### WORK TASK
In the account of incontinence urinals, at what age did the writer's bedwetting end?

### EXCERPT PROVIDED
====

Incontinence Urinals Are My Greatest Secret PleasuresI first saw rubber urinal in a medical dictionary as a device used by incontinent patients to improve their life holding the urine coming out of their uncontrolled bladder. This was the type of urinal made of red rubber that had construction similar to india-rubber urinal and was attached to the body with rubber band around waist and had cone-shaped receptacle for the wearer’s penis. Urine bag, not of much capacity, was to be worn on the inner side of the hip.
I was 13 years old at that time and was immediately fascinated with this thing. I had no idea why, but, as it seems for me now, this is because I was a chronic bedwetter since my very childhood, which ended only when I reached 12. Since the only mean of protection of me and my bed was a waterproof sheet that my parents put on my bed, I personally was not protected against urine leak and so when I had nighttime accidents, my pants and my skin under them were wet. I think that in my mind I was in search for a mean of protection more successful than waterproof sheet and that incontinence urinal, when I discovered the existence of this thing after I grew up my enuresis problem, was the very thing that I need to have.
The only thing was to decide how to obtain one. I could not tell my parents that I need incontinence urinal as I was not incontinent boy anymore. I could go to the drugstore and buy one, but for me this was almost impossible as in this case I had to confess to the drugstore assistant that I needed to buy a thing used by incontinent people, which would, as I thought then, lead to questions about, why do I need such a thing being healthy-looking teenage boy? So I only starred at the picture of urinal in the medical encyclopedia and occasionally, when I visited drugstore to buy some medicals, I glanced at the place where urinals were exposed to customers but yet did not buy this thing.

====

### GIVEN INFORMATION
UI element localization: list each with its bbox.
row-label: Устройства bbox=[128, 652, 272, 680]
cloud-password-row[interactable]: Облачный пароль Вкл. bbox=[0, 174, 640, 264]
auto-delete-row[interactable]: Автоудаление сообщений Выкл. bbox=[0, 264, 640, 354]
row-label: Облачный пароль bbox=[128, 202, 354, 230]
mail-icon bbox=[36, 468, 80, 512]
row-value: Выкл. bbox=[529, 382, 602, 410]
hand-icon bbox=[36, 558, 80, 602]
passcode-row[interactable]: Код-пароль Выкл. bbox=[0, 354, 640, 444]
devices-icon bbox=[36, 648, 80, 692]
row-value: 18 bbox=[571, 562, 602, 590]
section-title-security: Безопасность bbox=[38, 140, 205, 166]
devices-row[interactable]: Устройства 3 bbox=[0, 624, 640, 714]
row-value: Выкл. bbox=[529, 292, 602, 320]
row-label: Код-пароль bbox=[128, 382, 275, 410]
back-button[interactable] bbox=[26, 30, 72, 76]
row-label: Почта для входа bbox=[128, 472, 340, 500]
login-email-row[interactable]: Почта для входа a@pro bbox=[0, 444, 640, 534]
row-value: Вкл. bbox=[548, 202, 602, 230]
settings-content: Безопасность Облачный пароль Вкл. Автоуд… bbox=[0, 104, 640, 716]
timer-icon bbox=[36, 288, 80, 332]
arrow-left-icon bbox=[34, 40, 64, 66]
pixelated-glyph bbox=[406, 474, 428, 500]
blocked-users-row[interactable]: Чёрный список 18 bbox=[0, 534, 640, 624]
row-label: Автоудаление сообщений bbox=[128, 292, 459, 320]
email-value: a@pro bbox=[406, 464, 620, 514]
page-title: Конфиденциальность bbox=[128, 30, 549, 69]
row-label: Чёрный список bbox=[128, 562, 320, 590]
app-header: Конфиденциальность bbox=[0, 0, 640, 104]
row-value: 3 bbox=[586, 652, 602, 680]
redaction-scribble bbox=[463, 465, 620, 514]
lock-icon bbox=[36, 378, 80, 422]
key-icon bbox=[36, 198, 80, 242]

====

### RESULT
At 12.